=== RECORDS PROVIDED ===
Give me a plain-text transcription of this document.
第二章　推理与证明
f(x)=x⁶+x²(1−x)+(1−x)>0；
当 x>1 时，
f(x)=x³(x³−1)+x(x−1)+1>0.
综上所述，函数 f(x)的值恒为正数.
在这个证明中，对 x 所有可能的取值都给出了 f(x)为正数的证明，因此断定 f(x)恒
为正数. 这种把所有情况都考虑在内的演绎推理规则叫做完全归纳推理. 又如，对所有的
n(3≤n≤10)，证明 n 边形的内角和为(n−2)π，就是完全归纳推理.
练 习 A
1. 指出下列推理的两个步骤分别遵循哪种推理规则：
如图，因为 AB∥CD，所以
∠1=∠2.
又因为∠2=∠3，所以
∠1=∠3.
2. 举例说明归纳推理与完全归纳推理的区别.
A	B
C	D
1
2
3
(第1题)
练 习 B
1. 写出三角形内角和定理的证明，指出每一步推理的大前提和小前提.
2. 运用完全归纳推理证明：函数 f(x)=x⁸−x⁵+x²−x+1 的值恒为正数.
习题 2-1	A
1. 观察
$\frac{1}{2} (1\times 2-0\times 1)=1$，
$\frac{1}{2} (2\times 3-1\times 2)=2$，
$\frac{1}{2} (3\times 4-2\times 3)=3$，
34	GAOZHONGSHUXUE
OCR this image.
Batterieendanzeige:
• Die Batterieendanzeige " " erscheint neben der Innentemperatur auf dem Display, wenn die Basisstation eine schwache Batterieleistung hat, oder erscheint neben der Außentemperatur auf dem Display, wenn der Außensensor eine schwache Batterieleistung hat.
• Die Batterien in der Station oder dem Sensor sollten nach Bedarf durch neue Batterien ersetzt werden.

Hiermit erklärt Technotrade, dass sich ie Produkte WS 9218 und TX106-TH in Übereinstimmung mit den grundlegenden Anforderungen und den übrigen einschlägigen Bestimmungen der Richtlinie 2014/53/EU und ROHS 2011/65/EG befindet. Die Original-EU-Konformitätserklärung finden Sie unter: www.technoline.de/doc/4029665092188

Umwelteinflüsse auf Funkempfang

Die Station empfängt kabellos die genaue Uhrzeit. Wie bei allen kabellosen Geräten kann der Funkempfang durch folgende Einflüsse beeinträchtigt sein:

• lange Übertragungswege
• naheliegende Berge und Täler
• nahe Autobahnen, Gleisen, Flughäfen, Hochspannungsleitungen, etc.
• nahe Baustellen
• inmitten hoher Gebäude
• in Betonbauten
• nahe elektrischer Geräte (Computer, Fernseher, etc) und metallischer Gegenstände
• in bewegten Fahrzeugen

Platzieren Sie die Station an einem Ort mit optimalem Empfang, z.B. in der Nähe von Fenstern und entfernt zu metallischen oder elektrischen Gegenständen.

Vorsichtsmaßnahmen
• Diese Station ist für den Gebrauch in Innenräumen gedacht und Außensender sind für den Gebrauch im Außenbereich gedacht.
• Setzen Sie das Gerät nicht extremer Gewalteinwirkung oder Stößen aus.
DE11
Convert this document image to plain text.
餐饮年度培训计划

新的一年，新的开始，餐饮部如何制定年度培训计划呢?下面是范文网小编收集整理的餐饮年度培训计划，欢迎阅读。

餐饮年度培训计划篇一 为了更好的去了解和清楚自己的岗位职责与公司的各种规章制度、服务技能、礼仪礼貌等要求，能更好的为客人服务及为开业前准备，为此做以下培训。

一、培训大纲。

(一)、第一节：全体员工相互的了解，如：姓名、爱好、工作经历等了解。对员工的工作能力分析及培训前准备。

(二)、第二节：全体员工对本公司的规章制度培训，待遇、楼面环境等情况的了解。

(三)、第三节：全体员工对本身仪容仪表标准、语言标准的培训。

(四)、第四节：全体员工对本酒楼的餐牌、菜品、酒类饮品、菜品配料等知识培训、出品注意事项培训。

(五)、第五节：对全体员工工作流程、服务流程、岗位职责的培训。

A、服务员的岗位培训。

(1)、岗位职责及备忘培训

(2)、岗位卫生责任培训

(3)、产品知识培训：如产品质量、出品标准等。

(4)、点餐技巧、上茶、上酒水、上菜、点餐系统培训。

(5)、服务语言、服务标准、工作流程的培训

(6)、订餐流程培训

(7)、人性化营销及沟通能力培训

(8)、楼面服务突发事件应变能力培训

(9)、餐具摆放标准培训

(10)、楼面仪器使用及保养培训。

=== SHORT TASK ===
Print the entries exactly. Include every one.

=== OUTPUT BELOW ===
Give me a plain-text transcription of this document.
第二章　推理与证明
f(x)=x⁶+x²(1−x)+(1−x)>0；
当 x>1 时，
f(x)=x³(x³−1)+x(x−1)+1>0.
综上所述，函数 f(x)的值恒为正数.
在这个证明中，对 x 所有可能的取值都给出了 f(x)为正数的证明，因此断定 f(x)恒
为正数. 这种把所有情况都考虑在内的演绎推理规则叫做完全归纳推理. 又如，对所有的
n(3≤n≤10)，证明 n 边形的内角和为(n−2)π，就是完全归纳推理.
练 习 A
1. 指出下列推理的两个步骤分别遵循哪种推理规则：
如图，因为 AB∥CD，所以
∠1=∠2.
又因为∠2=∠3，所以
∠1=∠3.
2. 举例说明归纳推理与完全归纳推理的区别.
A	B
C	D
1
2
3
(第1题)
练 习 B
1. 写出三角形内角和定理的证明，指出每一步推理的大前提和小前提.
2. 运用完全归纳推理证明：函数 f(x)=x⁸−x⁵+x²−x+1 的值恒为正数.
习题 2-1	A
1. 观察
$\frac{1}{2} (1\times 2-0\times 1)=1$，
$\frac{1}{2} (2\times 3-1\times 2)=2$，
$\frac{1}{2} (3\times 4-2\times 3)=3$，
34	GAOZHONGSHUXUE
OCR this image.
Batterieendanzeige:
• Die Batterieendanzeige " " erscheint neben der Innentemperatur auf dem Display, wenn die Basisstation eine schwache Batterieleistung hat, oder erscheint neben der Außentemperatur auf dem Display, wenn der Außensensor eine schwache Batterieleistung hat.
• Die Batterien in der Station oder dem Sensor sollten nach Bedarf durch neue Batterien ersetzt werden.

Hiermit erklärt Technotrade, dass sich ie Produkte WS 9218 und TX106-TH in Übereinstimmung mit den grundlegenden Anforderungen und den übrigen einschlägigen Bestimmungen der Richtlinie 2014/53/EU und ROHS 2011/65/EG befindet. Die Original-EU-Konformitätserklärung finden Sie unter: www.technoline.de/doc/4029665092188

Umwelteinflüsse auf Funkempfang

Die Station empfängt kabellos die genaue Uhrzeit. Wie bei allen kabellosen Geräten kann der Funkempfang durch folgende Einflüsse beeinträchtigt sein:

• lange Übertragungswege
• naheliegende Berge und Täler
• nahe Autobahnen, Gleisen, Flughäfen, Hochspannungsleitungen, etc.
• nahe Baustellen
• inmitten hoher Gebäude
• in Betonbauten
• nahe elektrischer Geräte (Computer, Fernseher, etc) und metallischer Gegenstände
• in bewegten Fahrzeugen

Platzieren Sie die Station an einem Ort mit optimalem Empfang, z.B. in der Nähe von Fenstern und entfernt zu metallischen oder elektrischen Gegenständen.

Vorsichtsmaßnahmen
• Diese Station ist für den Gebrauch in Innenräumen gedacht und Außensender sind für den Gebrauch im Außenbereich gedacht.
• Setzen Sie das Gerät nicht extremer Gewalteinwirkung oder Stößen aus.
DE11
Convert this document image to plain text.
餐饮年度培训计划

新的一年，新的开始，餐饮部如何制定年度培训计划呢?下面是范文网小编收集整理的餐饮年度培训计划，欢迎阅读。

餐饮年度培训计划篇一 为了更好的去了解和清楚自己的岗位职责与公司的各种规章制度、服务技能、礼仪礼貌等要求，能更好的为客人服务及为开业前准备，为此做以下培训。

一、培训大纲。

(一)、第一节：全体员工相互的了解，如：姓名、爱好、工作经历等了解。对员工的工作能力分析及培训前准备。

(二)、第二节：全体员工对本公司的规章制度培训，待遇、楼面环境等情况的了解。

(三)、第三节：全体员工对本身仪容仪表标准、语言标准的培训。

(四)、第四节：全体员工对本酒楼的餐牌、菜品、酒类饮品、菜品配料等知识培训、出品注意事项培训。

(五)、第五节：对全体员工工作流程、服务流程、岗位职责的培训。

A、服务员的岗位培训。

(1)、岗位职责及备忘培训

(2)、岗位卫生责任培训

(3)、产品知识培训：如产品质量、出品标准等。

(4)、点餐技巧、上茶、上酒水、上菜、点餐系统培训。

(5)、服务语言、服务标准、工作流程的培训

(6)、订餐流程培训

(7)、人性化营销及沟通能力培训

(8)、楼面服务突发事件应变能力培训

(9)、餐具摆放标准培训

(10)、楼面仪器使用及保养培训。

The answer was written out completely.